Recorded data

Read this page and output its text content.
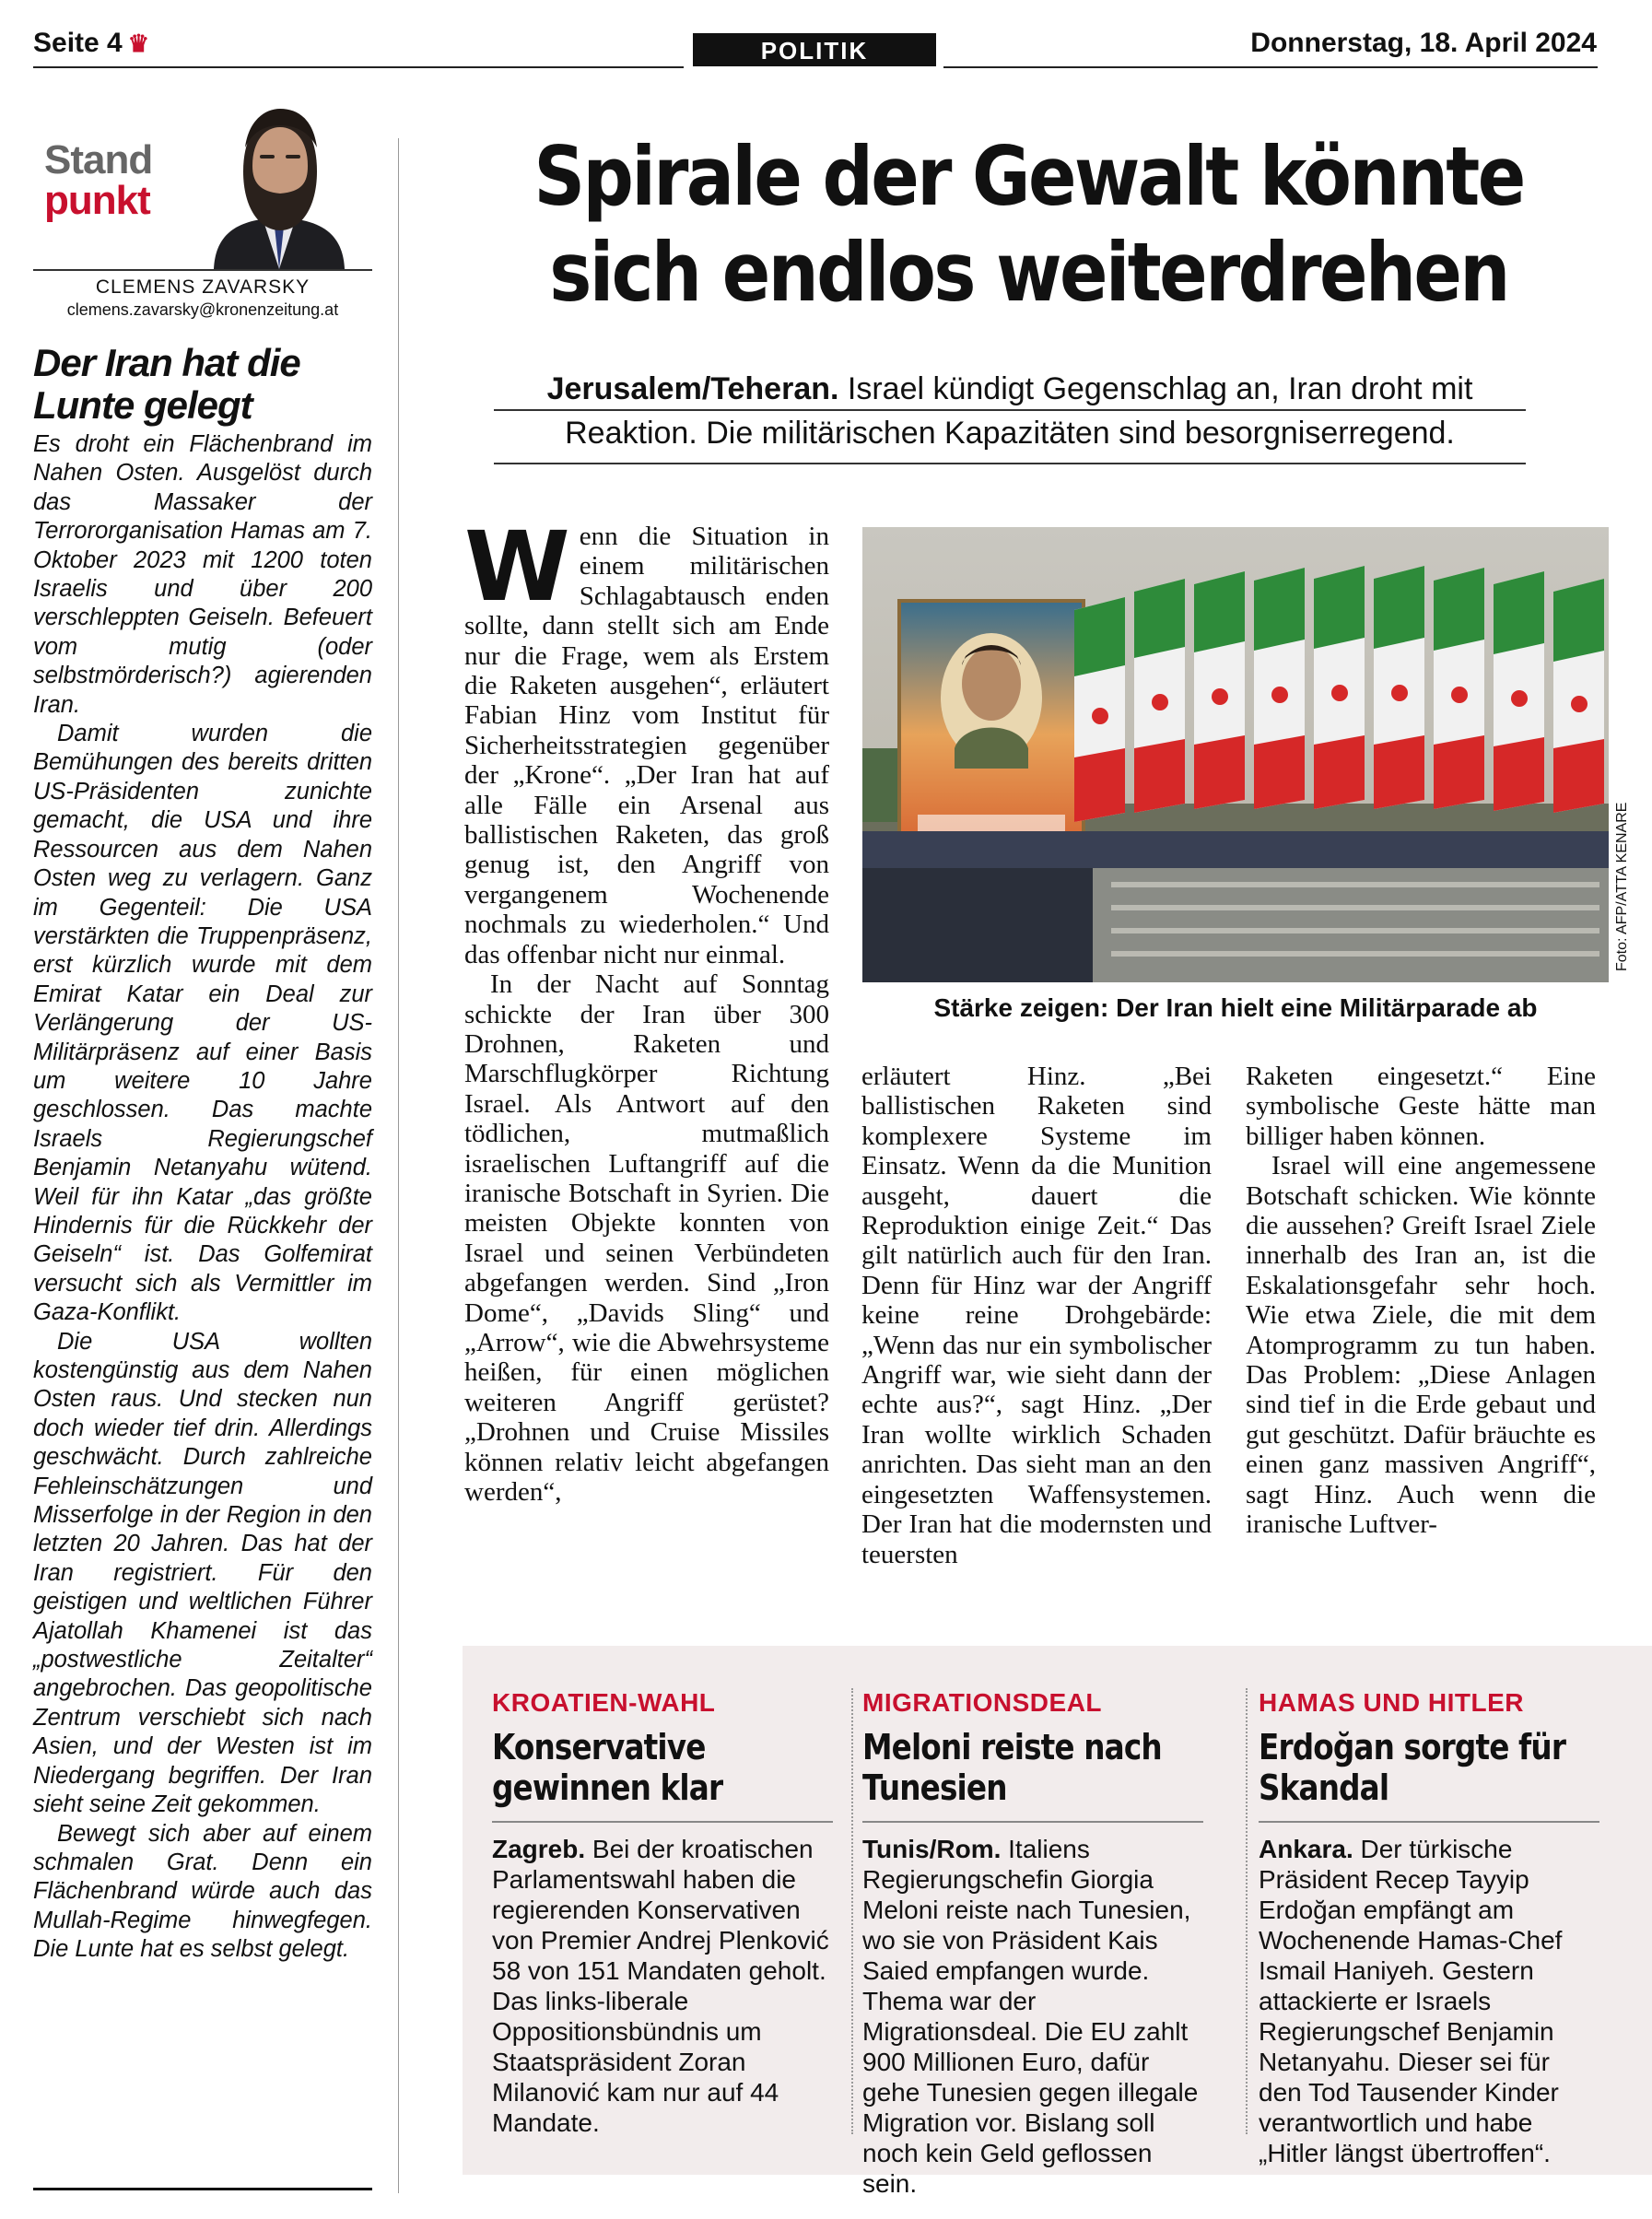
Seite 4 ♛	POLITIK	Donnerstag, 18. April 2024
Stand
punkt
CLEMENS ZAVARSKY
clemens.zavarsky@kronenzeitung.at
Der Iran hat die Lunte gelegt

Es droht ein Flächenbrand im Nahen Osten. Ausgelöst durch das Massaker der Terrororganisation Hamas am 7. Oktober 2023 mit 1200 toten Israelis und über 200 verschleppten Geiseln. Befeuert vom mutig (oder selbstmörderisch?) agierenden Iran.

Damit wurden die Bemühungen des bereits dritten US-Präsidenten zunichte gemacht, die USA und ihre Ressourcen aus dem Nahen Osten weg zu verlagern. Ganz im Gegenteil: Die USA verstärkten die Truppenpräsenz, erst kürzlich wurde mit dem Emirat Katar ein Deal zur Verlängerung der US-Militärpräsenz auf einer Basis um weitere 10 Jahre geschlossen. Das machte Israels Regierungschef Benjamin Netanyahu wütend. Weil für ihn Katar „das größte Hindernis für die Rückkehr der Geiseln“ ist. Das Golfemirat versucht sich als Vermittler im Gaza-Konflikt.

Die USA wollten kostengünstig aus dem Nahen Osten raus. Und stecken nun doch wieder tief drin. Allerdings geschwächt. Durch zahlreiche Fehleinschätzungen und Misserfolge in der Region in den letzten 20 Jahren. Das hat der Iran registriert. Für den geistigen und weltlichen Führer Ajatollah Khamenei ist das „postwestliche Zeitalter“ angebrochen. Das geopolitische Zentrum verschiebt sich nach Asien, und der Westen ist im Niedergang begriffen. Der Iran sieht seine Zeit gekommen.

Bewegt sich aber auf einem schmalen Grat. Denn ein Flächenbrand würde auch das Mullah-Regime hinwegfegen. Die Lunte hat es selbst gelegt.

Spirale der Gewalt könnte
sich endlos weiterdrehen
Jerusalem/Teheran. Israel kündigt Gegenschlag an, Iran droht mit Reaktion. Die militärischen Kapazitäten sind besorgniserregend.

Wenn die Situation in einem militärischen Schlagabtausch enden sollte, dann stellt sich am Ende nur die Frage, wem als Erstem die Raketen ausgehen“, erläutert Fabian Hinz vom Institut für Sicherheitsstrategien gegenüber der „Krone“. „Der Iran hat auf alle Fälle ein Arsenal aus ballistischen Raketen, das groß genug ist, den Angriff von vergangenem Wochenende nochmals zu wiederholen.“ Und das offenbar nicht nur einmal.

In der Nacht auf Sonntag schickte der Iran über 300 Drohnen, Raketen und Marschflugkörper Richtung Israel. Als Antwort auf den tödlichen, mutmaßlich israelischen Luftangriff auf die iranische Botschaft in Syrien. Die meisten Objekte konnten von Israel und seinen Verbündeten abgefangen werden. Sind „Iron Dome“, „Davids Sling“ und „Arrow“, wie die Abwehrsysteme heißen, für einen möglichen weiteren Angriff gerüstet? „Drohnen und Cruise Missiles können relativ leicht abgefangen werden“,

Foto: AFP/ATTA KENARE
Stärke zeigen: Der Iran hielt eine Militärparade ab

erläutert Hinz. „Bei ballistischen Raketen sind komplexere Systeme im Einsatz. Wenn da die Munition ausgeht, dauert die Reproduktion einige Zeit.“ Das gilt natürlich auch für den Iran. Denn für Hinz war der Angriff keine reine Drohgebärde: „Wenn das nur ein symbolischer Angriff war, wie sieht dann der echte aus?“, sagt Hinz. „Der Iran wollte wirklich Schaden anrichten. Das sieht man an den eingesetzten Waffensystemen. Der Iran hat die modernsten und teuersten

Raketen eingesetzt.“ Eine symbolische Geste hätte man billiger haben können.

Israel will eine angemessene Botschaft schicken. Wie könnte die aussehen? Greift Israel Ziele innerhalb des Iran an, ist die Eskalationsgefahr sehr hoch. Wie etwa Ziele, die mit dem Atomprogramm zu tun haben. Das Problem: „Diese Anlagen sind tief in die Erde gebaut und gut geschützt. Dafür bräuchte es einen ganz massiven Angriff“, sagt Hinz. Auch wenn die iranische Luftver-

KROATIEN-WAHL
Konservative gewinnen klar
Zagreb. Bei der kroatischen Parlamentswahl haben die regierenden Konservativen von Premier Andrej Plenković 58 von 151 Mandaten geholt. Das links-liberale Oppositionsbündnis um Staatspräsident Zoran Milanović kam nur auf 44 Mandate.
MIGRATIONSDEAL
Meloni reiste nach Tunesien
Tunis/Rom. Italiens Regierungschefin Giorgia Meloni reiste nach Tunesien, wo sie von Präsident Kais Saied empfangen wurde. Thema war der Migrationsdeal. Die EU zahlt 900 Millionen Euro, dafür gehe Tunesien gegen illegale Migration vor. Bislang soll noch kein Geld geflossen sein.
HAMAS UND HITLER
Erdoğan sorgte für Skandal
Ankara. Der türkische Präsident Recep Tayyip Erdoğan empfängt am Wochenende Hamas-Chef Ismail Haniyeh. Gestern attackierte er Israels Regierungschef Benjamin Netanyahu. Dieser sei für den Tod Tausender Kinder verantwortlich und habe „Hitler längst übertroffen“.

* **Directive**
Print all the records again exactly; do not include any picture.

* **Answer for the task**
Read this page and output its text content.
Seite 4 ♛	POLITIK	Donnerstag, 18. April 2024
Stand
punkt
CLEMENS ZAVARSKY
clemens.zavarsky@kronenzeitung.at
Der Iran hat die Lunte gelegt

Es droht ein Flächenbrand im Nahen Osten. Ausgelöst durch das Massaker der Terrororganisation Hamas am 7. Oktober 2023 mit 1200 toten Israelis und über 200 verschleppten Geiseln. Befeuert vom mutig (oder selbstmörderisch?) agierenden Iran.

Damit wurden die Bemühungen des bereits dritten US-Präsidenten zunichte gemacht, die USA und ihre Ressourcen aus dem Nahen Osten weg zu verlagern. Ganz im Gegenteil: Die USA verstärkten die Truppenpräsenz, erst kürzlich wurde mit dem Emirat Katar ein Deal zur Verlängerung der US-Militärpräsenz auf einer Basis um weitere 10 Jahre geschlossen. Das machte Israels Regierungschef Benjamin Netanyahu wütend. Weil für ihn Katar „das größte Hindernis für die Rückkehr der Geiseln“ ist. Das Golfemirat versucht sich als Vermittler im Gaza-Konflikt.

Die USA wollten kostengünstig aus dem Nahen Osten raus. Und stecken nun doch wieder tief drin. Allerdings geschwächt. Durch zahlreiche Fehleinschätzungen und Misserfolge in der Region in den letzten 20 Jahren. Das hat der Iran registriert. Für den geistigen und weltlichen Führer Ajatollah Khamenei ist das „postwestliche Zeitalter“ angebrochen. Das geopolitische Zentrum verschiebt sich nach Asien, und der Westen ist im Niedergang begriffen. Der Iran sieht seine Zeit gekommen.

Bewegt sich aber auf einem schmalen Grat. Denn ein Flächenbrand würde auch das Mullah-Regime hinwegfegen. Die Lunte hat es selbst gelegt.

Spirale der Gewalt könnte
sich endlos weiterdrehen
Jerusalem/Teheran. Israel kündigt Gegenschlag an, Iran droht mit Reaktion. Die militärischen Kapazitäten sind besorgniserregend.

Wenn die Situation in einem militärischen Schlagabtausch enden sollte, dann stellt sich am Ende nur die Frage, wem als Erstem die Raketen ausgehen“, erläutert Fabian Hinz vom Institut für Sicherheitsstrategien gegenüber der „Krone“. „Der Iran hat auf alle Fälle ein Arsenal aus ballistischen Raketen, das groß genug ist, den Angriff von vergangenem Wochenende nochmals zu wiederholen.“ Und das offenbar nicht nur einmal.

In der Nacht auf Sonntag schickte der Iran über 300 Drohnen, Raketen und Marschflugkörper Richtung Israel. Als Antwort auf den tödlichen, mutmaßlich israelischen Luftangriff auf die iranische Botschaft in Syrien. Die meisten Objekte konnten von Israel und seinen Verbündeten abgefangen werden. Sind „Iron Dome“, „Davids Sling“ und „Arrow“, wie die Abwehrsysteme heißen, für einen möglichen weiteren Angriff gerüstet? „Drohnen und Cruise Missiles können relativ leicht abgefangen werden“,

Foto: AFP/ATTA KENARE
Stärke zeigen: Der Iran hielt eine Militärparade ab

erläutert Hinz. „Bei ballistischen Raketen sind komplexere Systeme im Einsatz. Wenn da die Munition ausgeht, dauert die Reproduktion einige Zeit.“ Das gilt natürlich auch für den Iran. Denn für Hinz war der Angriff keine reine Drohgebärde: „Wenn das nur ein symbolischer Angriff war, wie sieht dann der echte aus?“, sagt Hinz. „Der Iran wollte wirklich Schaden anrichten. Das sieht man an den eingesetzten Waffensystemen. Der Iran hat die modernsten und teuersten

Raketen eingesetzt.“ Eine symbolische Geste hätte man billiger haben können.

Israel will eine angemessene Botschaft schicken. Wie könnte die aussehen? Greift Israel Ziele innerhalb des Iran an, ist die Eskalationsgefahr sehr hoch. Wie etwa Ziele, die mit dem Atomprogramm zu tun haben. Das Problem: „Diese Anlagen sind tief in die Erde gebaut und gut geschützt. Dafür bräuchte es einen ganz massiven Angriff“, sagt Hinz. Auch wenn die iranische Luftver-

KROATIEN-WAHL
Konservative gewinnen klar
Zagreb. Bei der kroatischen Parlamentswahl haben die regierenden Konservativen von Premier Andrej Plenković 58 von 151 Mandaten geholt. Das links-liberale Oppositionsbündnis um Staatspräsident Zoran Milanović kam nur auf 44 Mandate.
MIGRATIONSDEAL
Meloni reiste nach Tunesien
Tunis/Rom. Italiens Regierungschefin Giorgia Meloni reiste nach Tunesien, wo sie von Präsident Kais Saied empfangen wurde. Thema war der Migrationsdeal. Die EU zahlt 900 Millionen Euro, dafür gehe Tunesien gegen illegale Migration vor. Bislang soll noch kein Geld geflossen sein.
HAMAS UND HITLER
Erdoğan sorgte für Skandal
Ankara. Der türkische Präsident Recep Tayyip Erdoğan empfängt am Wochenende Hamas-Chef Ismail Haniyeh. Gestern attackierte er Israels Regierungschef Benjamin Netanyahu. Dieser sei für den Tod Tausender Kinder verantwortlich und habe „Hitler längst übertroffen“.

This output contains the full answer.